▶ [YOUR OBJECTIVE]:
Extract each line containing the string "coordinate".

▶ [MATERIAL FOR THIS TASK]:
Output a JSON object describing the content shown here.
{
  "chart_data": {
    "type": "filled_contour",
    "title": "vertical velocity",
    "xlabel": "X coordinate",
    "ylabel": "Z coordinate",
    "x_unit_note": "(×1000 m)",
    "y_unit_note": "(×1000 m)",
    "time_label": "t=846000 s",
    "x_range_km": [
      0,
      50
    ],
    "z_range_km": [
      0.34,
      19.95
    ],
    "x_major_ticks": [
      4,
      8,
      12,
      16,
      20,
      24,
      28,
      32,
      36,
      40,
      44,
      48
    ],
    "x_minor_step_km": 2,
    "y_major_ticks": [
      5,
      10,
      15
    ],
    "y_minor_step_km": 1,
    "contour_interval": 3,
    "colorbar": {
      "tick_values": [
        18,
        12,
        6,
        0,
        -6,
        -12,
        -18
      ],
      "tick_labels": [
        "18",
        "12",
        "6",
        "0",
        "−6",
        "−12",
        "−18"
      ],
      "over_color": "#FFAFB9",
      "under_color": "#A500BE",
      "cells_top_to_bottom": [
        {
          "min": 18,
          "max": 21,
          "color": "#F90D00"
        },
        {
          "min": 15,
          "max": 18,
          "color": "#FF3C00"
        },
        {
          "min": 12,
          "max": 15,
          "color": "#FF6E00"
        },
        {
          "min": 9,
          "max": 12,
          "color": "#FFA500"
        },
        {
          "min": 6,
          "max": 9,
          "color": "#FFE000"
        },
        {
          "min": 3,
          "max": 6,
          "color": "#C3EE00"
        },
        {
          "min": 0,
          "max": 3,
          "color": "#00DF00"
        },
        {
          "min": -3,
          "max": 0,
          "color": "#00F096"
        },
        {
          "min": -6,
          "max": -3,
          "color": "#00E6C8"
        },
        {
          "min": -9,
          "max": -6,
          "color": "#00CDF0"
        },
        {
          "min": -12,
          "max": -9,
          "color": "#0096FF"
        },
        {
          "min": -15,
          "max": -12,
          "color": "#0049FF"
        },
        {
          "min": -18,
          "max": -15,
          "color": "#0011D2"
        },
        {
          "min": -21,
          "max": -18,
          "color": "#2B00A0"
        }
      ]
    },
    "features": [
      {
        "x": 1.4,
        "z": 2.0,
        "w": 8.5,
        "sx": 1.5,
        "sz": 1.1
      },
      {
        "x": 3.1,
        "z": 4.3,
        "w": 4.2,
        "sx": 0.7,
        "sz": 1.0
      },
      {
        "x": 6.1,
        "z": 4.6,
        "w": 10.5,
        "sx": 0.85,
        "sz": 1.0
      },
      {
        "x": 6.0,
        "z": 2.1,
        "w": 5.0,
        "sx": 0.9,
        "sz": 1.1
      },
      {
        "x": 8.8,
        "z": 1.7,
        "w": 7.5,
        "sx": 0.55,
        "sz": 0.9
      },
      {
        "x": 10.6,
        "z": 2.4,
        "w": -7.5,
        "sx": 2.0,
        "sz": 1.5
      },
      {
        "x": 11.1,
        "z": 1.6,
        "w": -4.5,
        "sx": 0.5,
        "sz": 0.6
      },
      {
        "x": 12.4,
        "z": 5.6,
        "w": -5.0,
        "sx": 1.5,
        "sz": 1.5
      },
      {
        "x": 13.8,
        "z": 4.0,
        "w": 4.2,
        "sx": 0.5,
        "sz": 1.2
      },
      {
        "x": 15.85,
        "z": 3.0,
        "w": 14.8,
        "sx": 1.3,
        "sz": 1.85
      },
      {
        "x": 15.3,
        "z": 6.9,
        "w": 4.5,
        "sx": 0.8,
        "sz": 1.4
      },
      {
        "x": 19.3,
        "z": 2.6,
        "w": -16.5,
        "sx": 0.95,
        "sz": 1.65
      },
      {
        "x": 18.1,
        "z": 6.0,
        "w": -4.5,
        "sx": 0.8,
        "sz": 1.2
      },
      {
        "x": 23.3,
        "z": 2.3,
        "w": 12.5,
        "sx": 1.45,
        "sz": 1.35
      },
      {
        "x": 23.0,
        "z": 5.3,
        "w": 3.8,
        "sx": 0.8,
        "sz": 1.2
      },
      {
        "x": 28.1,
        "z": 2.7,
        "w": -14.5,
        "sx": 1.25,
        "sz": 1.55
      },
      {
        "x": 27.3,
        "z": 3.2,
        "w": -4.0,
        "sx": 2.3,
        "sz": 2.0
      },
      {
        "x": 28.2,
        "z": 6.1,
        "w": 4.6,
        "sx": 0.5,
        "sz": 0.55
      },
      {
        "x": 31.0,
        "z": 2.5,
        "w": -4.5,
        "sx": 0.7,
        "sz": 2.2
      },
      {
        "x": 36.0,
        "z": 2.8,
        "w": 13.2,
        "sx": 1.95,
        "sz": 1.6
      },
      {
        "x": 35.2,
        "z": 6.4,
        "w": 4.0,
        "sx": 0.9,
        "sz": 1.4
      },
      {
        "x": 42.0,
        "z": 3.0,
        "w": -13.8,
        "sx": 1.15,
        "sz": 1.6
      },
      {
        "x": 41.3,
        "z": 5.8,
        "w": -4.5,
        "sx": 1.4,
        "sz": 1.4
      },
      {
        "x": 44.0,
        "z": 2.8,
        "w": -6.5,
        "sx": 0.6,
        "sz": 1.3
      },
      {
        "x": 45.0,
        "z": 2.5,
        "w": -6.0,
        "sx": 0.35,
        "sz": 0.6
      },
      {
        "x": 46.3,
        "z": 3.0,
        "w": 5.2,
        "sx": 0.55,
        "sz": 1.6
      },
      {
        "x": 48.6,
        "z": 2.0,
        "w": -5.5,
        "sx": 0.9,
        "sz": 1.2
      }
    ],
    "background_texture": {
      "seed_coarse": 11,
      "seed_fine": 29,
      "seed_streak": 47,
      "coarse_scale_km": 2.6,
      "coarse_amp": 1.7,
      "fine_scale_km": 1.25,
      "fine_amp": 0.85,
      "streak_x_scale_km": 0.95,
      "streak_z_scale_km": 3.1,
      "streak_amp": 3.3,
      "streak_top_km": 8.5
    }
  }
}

▶ [OUTPUT]:
    "xlabel": "X coordinate",
    "ylabel": "Z coordinate",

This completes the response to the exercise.